— Texte extrait —
Quand l'âme a faim
À cette époque troublée, le désir a usurpé la place du lien. Le corps a pris le trône là où le cœur régnait autrefois.
On a confondu l'embrasement avec la profondeur, la chaleur d'une nuit avec la lumière d'une vie. On s'est effleuré sans jamais vraiment se toucher.
On dit connexion pour habiller l'attraction d'un mot noble. On dit amour pour donner un nom au vide qui résonne. On appelle relation ce qui n'est qu'un passage, un souffle sur la vitre présent, puis disparu.
Le désir, en lui-même, n'est pas le coupable. Il devient blessure lorsqu'il se substitue à ce que l'âme réclame en silence : la présence qui demeure, la loyauté qui tient, la tendresse qui n'a pas besoin d'être méritée, la vérité dite sans armure.
Car on peut traverser un corps sans jamais en connaître l'intérieur. On peut dormir enlacé et mourir de solitude. On peut être choisi chaque soir et ne jamais être vraiment vu.

— Données fournies —
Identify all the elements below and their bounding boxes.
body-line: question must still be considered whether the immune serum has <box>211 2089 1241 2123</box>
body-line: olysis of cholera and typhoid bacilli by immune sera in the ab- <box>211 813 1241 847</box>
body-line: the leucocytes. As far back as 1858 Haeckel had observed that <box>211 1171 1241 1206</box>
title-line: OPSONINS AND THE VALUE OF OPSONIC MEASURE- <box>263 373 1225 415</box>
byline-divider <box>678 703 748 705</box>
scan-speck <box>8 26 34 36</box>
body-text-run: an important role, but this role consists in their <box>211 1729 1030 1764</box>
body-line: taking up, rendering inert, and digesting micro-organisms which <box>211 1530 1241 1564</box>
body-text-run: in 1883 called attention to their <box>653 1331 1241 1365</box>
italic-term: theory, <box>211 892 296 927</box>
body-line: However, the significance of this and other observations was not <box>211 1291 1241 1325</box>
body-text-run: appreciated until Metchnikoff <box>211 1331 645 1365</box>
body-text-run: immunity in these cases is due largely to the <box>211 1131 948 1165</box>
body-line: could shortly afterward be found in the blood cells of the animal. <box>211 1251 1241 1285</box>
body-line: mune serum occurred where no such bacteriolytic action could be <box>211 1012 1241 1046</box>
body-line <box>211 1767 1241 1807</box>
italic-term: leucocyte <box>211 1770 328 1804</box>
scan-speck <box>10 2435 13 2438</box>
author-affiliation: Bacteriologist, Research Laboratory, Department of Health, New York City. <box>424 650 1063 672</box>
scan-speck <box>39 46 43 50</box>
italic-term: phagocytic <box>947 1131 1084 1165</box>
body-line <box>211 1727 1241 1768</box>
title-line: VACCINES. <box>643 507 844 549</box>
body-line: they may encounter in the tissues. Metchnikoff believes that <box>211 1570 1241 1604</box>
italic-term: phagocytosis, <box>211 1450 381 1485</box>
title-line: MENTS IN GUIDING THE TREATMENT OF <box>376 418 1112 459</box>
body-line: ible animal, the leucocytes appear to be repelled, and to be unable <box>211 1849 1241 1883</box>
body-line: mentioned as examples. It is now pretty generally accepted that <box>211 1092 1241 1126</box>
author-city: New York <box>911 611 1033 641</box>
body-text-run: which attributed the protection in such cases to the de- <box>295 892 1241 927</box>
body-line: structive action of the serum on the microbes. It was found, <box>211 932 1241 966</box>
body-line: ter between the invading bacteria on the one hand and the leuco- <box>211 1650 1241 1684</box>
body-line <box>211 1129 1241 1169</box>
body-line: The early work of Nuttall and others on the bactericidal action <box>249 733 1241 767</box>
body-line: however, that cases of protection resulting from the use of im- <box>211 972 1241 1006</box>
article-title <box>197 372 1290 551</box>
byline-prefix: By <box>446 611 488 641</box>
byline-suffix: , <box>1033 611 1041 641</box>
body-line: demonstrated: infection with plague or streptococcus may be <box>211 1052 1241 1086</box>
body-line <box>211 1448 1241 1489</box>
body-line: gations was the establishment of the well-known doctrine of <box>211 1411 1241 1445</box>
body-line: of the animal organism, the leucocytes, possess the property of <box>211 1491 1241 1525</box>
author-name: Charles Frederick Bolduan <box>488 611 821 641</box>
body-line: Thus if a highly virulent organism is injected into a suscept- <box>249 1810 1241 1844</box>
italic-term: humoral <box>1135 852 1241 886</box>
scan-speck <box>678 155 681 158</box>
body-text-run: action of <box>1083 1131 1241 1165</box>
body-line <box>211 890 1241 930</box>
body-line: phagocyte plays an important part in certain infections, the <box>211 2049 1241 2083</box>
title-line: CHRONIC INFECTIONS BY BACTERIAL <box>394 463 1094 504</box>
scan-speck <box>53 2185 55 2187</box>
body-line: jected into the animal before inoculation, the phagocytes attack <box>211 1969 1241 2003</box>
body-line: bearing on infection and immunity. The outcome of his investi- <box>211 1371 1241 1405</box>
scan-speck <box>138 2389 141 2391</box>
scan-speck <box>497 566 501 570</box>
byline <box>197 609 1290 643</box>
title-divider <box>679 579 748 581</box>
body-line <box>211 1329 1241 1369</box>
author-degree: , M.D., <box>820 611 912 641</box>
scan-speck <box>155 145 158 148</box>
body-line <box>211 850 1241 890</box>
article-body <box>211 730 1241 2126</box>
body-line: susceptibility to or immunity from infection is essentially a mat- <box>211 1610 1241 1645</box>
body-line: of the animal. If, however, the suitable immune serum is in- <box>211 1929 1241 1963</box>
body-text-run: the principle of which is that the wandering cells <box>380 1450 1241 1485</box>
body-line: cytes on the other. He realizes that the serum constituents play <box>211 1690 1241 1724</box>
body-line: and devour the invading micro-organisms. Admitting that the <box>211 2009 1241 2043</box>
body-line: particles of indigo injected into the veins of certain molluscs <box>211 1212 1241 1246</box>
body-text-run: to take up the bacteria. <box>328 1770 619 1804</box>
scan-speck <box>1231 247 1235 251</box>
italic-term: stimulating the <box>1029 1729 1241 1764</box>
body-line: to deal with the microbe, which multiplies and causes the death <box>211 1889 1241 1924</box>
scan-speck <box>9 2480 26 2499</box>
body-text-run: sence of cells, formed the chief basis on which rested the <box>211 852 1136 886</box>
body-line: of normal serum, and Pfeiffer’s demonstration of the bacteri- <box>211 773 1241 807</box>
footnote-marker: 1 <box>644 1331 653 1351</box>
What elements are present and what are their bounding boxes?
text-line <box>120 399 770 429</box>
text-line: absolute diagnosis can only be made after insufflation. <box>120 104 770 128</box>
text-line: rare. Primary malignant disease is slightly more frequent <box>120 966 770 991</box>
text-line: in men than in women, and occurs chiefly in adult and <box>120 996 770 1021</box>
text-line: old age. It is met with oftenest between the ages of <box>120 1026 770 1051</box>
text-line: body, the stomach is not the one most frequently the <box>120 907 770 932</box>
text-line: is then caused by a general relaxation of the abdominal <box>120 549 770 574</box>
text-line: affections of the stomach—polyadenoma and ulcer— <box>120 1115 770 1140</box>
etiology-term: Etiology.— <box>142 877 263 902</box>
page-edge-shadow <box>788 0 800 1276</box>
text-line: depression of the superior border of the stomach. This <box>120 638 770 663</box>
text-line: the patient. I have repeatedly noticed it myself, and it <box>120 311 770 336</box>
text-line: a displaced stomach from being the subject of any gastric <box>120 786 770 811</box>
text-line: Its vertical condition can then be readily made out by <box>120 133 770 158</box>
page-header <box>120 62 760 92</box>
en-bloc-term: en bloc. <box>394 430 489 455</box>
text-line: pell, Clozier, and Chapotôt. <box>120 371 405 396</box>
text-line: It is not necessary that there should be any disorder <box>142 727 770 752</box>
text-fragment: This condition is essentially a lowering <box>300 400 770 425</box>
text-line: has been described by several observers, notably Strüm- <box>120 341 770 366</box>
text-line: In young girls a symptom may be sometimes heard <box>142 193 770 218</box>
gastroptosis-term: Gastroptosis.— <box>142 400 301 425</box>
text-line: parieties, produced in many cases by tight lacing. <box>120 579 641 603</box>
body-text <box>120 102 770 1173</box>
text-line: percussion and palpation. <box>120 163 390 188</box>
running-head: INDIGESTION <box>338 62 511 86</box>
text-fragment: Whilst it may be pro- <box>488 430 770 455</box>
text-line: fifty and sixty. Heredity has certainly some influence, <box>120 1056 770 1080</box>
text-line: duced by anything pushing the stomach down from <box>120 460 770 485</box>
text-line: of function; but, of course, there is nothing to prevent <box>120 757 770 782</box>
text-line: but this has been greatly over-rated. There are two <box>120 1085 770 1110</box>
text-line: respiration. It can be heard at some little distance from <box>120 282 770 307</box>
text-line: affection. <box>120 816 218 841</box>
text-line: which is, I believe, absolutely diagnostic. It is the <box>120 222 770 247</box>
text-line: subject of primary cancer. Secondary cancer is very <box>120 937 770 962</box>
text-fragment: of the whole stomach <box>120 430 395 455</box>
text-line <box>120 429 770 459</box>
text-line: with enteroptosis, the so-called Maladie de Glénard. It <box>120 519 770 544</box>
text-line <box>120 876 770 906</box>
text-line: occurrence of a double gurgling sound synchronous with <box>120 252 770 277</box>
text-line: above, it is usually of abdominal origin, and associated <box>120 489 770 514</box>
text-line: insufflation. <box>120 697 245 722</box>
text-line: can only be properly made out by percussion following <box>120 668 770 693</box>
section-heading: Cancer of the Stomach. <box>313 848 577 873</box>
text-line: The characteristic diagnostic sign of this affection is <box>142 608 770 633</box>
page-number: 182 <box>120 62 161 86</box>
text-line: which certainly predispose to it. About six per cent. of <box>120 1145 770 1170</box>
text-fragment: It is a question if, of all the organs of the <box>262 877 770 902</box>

— Exercices —
**1.** Répondez aux questions suivantes à partir du texte « Quand l'âme a faim ».
(a) Qu'est-ce que le corps a pris là où le cœur régnait autrefois ?
(b) À quelle image est comparé ce qu'on appelle relation ?
(c) Dans quel cas le désir devient-il une blessure ?
**2.** Dans le texte « Quand l'âme a faim », reformulez sous forme de liste le paragraphe qui commence par « Le désir, en lui-même » en conservant ses idées principales.
**3.** Poursuivez le texte « Quand l'âme a faim » à la suite de sa dernière phrase.

— Réponses par exercice —
**1.**
(a) Le corps a pris le trône.
(b) Ce qu'on appelle relation est comparé à un souffle sur la vitre, présent, puis disparu.
(c) Le désir devient une blessure lorsqu'il se substitue à ce que l'âme réclame en silence.

**2.**
- Le désir n'est pas coupable en lui-même.
- Il devient une blessure quand il remplace ce que l'âme réclame en silence :
  - la présence qui demeure ;
  - la loyauté qui tient ;
  - la tendresse qui n'a pas besoin d'être méritée ;
  - la vérité dite sans armure.

**3.**
Il y a quelque chose de douloureux dans cette époque où l'on cultive l'art de plaire bien plus que l'art d'aimer où la séduction est devenue une langue courante, et la vulnérabilité, un dialecte oublié.
Quand le corps devient l'unique alphabet, on finit par ne plus savoir écrire ce qui compte : ces âmes qui ne demandent pas à être éblouies, mais simplement simplement à être reconnues.
Le désir peut habiter l'amour, l'orner, le vivifier.
Mais il ne saurait le remplacer lorsque l'ivresse se retire et que ne reste que la question nue, essentielle : es-tu encore là ?
Parce qu'au fond, ce dont tant d'êtres manquent
n'est pas d'être convoités c'est d'être aimés sans être consumés, choisis sans être épuisés, gardés, non comme un plaisir, mais comme une demeure.